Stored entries

╔══

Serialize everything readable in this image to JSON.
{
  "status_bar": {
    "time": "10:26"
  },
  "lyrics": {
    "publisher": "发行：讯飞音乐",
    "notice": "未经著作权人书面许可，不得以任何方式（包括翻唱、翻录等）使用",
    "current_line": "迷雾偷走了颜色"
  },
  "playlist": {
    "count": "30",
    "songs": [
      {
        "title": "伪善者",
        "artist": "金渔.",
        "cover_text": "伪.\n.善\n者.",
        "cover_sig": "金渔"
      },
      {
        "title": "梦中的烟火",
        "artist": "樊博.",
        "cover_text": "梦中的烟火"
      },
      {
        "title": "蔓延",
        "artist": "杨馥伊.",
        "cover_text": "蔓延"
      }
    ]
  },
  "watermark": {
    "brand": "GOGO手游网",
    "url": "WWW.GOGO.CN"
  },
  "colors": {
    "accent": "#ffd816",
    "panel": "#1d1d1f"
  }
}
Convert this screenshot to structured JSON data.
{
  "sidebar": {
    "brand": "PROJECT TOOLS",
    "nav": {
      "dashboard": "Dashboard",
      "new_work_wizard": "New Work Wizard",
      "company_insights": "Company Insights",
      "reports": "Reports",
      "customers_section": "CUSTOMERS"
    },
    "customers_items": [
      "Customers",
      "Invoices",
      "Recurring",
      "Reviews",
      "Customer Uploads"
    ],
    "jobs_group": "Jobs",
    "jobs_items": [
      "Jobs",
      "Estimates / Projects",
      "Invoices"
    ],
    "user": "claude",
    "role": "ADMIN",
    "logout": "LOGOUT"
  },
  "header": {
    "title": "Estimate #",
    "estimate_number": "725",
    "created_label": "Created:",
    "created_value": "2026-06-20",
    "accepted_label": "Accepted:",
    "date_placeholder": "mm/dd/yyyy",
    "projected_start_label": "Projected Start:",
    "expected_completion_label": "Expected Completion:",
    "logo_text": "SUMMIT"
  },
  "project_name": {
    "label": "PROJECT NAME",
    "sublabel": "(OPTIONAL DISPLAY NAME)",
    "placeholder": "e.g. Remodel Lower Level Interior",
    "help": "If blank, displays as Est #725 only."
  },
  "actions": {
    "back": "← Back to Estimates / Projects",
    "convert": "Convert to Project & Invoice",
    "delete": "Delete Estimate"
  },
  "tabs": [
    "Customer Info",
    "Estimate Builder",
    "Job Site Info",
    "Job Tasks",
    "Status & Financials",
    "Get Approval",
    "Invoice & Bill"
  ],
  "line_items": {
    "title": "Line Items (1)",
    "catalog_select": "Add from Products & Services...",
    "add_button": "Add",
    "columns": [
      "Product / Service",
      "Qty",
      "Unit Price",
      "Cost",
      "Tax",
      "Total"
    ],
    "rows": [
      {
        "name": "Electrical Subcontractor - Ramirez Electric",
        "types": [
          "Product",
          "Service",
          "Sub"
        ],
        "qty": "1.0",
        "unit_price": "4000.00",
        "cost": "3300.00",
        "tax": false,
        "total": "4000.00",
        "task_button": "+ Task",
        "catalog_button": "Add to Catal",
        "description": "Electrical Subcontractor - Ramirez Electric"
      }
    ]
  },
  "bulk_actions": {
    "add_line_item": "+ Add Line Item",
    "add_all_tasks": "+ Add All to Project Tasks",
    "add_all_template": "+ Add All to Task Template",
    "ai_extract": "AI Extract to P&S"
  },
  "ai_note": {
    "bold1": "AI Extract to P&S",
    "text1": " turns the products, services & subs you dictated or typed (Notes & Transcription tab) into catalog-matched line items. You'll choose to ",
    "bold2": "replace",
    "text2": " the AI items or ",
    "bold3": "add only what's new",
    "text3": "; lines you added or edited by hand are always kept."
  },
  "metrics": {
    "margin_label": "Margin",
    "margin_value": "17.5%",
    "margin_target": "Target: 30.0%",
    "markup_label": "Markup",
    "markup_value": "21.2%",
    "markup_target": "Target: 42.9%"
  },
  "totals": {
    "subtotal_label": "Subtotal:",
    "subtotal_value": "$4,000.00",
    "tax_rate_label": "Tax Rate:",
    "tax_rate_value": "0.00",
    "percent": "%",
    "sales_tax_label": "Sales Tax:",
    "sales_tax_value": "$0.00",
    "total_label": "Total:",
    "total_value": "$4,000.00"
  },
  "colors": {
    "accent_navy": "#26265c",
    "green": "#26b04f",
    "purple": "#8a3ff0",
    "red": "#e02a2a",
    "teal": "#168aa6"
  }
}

╚══

WHAT YOU SHOULD DO => All of the records must be repeated exactly.

WORKED ANSWER =>
Serialize everything readable in this image to JSON.
{
  "status_bar": {
    "time": "10:26"
  },
  "lyrics": {
    "publisher": "发行：讯飞音乐",
    "notice": "未经著作权人书面许可，不得以任何方式（包括翻唱、翻录等）使用",
    "current_line": "迷雾偷走了颜色"
  },
  "playlist": {
    "count": "30",
    "songs": [
      {
        "title": "伪善者",
        "artist": "金渔.",
        "cover_text": "伪.\n.善\n者.",
        "cover_sig": "金渔"
      },
      {
        "title": "梦中的烟火",
        "artist": "樊博.",
        "cover_text": "梦中的烟火"
      },
      {
        "title": "蔓延",
        "artist": "杨馥伊.",
        "cover_text": "蔓延"
      }
    ]
  },
  "watermark": {
    "brand": "GOGO手游网",
    "url": "WWW.GOGO.CN"
  },
  "colors": {
    "accent": "#ffd816",
    "panel": "#1d1d1f"
  }
}
Convert this screenshot to structured JSON data.
{
  "sidebar": {
    "brand": "PROJECT TOOLS",
    "nav": {
      "dashboard": "Dashboard",
      "new_work_wizard": "New Work Wizard",
      "company_insights": "Company Insights",
      "reports": "Reports",
      "customers_section": "CUSTOMERS"
    },
    "customers_items": [
      "Customers",
      "Invoices",
      "Recurring",
      "Reviews",
      "Customer Uploads"
    ],
    "jobs_group": "Jobs",
    "jobs_items": [
      "Jobs",
      "Estimates / Projects",
      "Invoices"
    ],
    "user": "claude",
    "role": "ADMIN",
    "logout": "LOGOUT"
  },
  "header": {
    "title": "Estimate #",
    "estimate_number": "725",
    "created_label": "Created:",
    "created_value": "2026-06-20",
    "accepted_label": "Accepted:",
    "date_placeholder": "mm/dd/yyyy",
    "projected_start_label": "Projected Start:",
    "expected_completion_label": "Expected Completion:",
    "logo_text": "SUMMIT"
  },
  "project_name": {
    "label": "PROJECT NAME",
    "sublabel": "(OPTIONAL DISPLAY NAME)",
    "placeholder": "e.g. Remodel Lower Level Interior",
    "help": "If blank, displays as Est #725 only."
  },
  "actions": {
    "back": "← Back to Estimates / Projects",
    "convert": "Convert to Project & Invoice",
    "delete": "Delete Estimate"
  },
  "tabs": [
    "Customer Info",
    "Estimate Builder",
    "Job Site Info",
    "Job Tasks",
    "Status & Financials",
    "Get Approval",
    "Invoice & Bill"
  ],
  "line_items": {
    "title": "Line Items (1)",
    "catalog_select": "Add from Products & Services...",
    "add_button": "Add",
    "columns": [
      "Product / Service",
      "Qty",
      "Unit Price",
      "Cost",
      "Tax",
      "Total"
    ],
    "rows": [
      {
        "name": "Electrical Subcontractor - Ramirez Electric",
        "types": [
          "Product",
          "Service",
          "Sub"
        ],
        "qty": "1.0",
        "unit_price": "4000.00",
        "cost": "3300.00",
        "tax": false,
        "total": "4000.00",
        "task_button": "+ Task",
        "catalog_button": "Add to Catal",
        "description": "Electrical Subcontractor - Ramirez Electric"
      }
    ]
  },
  "bulk_actions": {
    "add_line_item": "+ Add Line Item",
    "add_all_tasks": "+ Add All to Project Tasks",
    "add_all_template": "+ Add All to Task Template",
    "ai_extract": "AI Extract to P&S"
  },
  "ai_note": {
    "bold1": "AI Extract to P&S",
    "text1": " turns the products, services & subs you dictated or typed (Notes & Transcription tab) into catalog-matched line items. You'll choose to ",
    "bold2": "replace",
    "text2": " the AI items or ",
    "bold3": "add only what's new",
    "text3": "; lines you added or edited by hand are always kept."
  },
  "metrics": {
    "margin_label": "Margin",
    "margin_value": "17.5%",
    "margin_target": "Target: 30.0%",
    "markup_label": "Markup",
    "markup_value": "21.2%",
    "markup_target": "Target: 42.9%"
  },
  "totals": {
    "subtotal_label": "Subtotal:",
    "subtotal_value": "$4,000.00",
    "tax_rate_label": "Tax Rate:",
    "tax_rate_value": "0.00",
    "percent": "%",
    "sales_tax_label": "Sales Tax:",
    "sales_tax_value": "$0.00",
    "total_label": "Total:",
    "total_value": "$4,000.00"
  },
  "colors": {
    "accent_navy": "#26265c",
    "green": "#26b04f",
    "purple": "#8a3ff0",
    "red": "#e02a2a",
    "teal": "#168aa6"
  }
}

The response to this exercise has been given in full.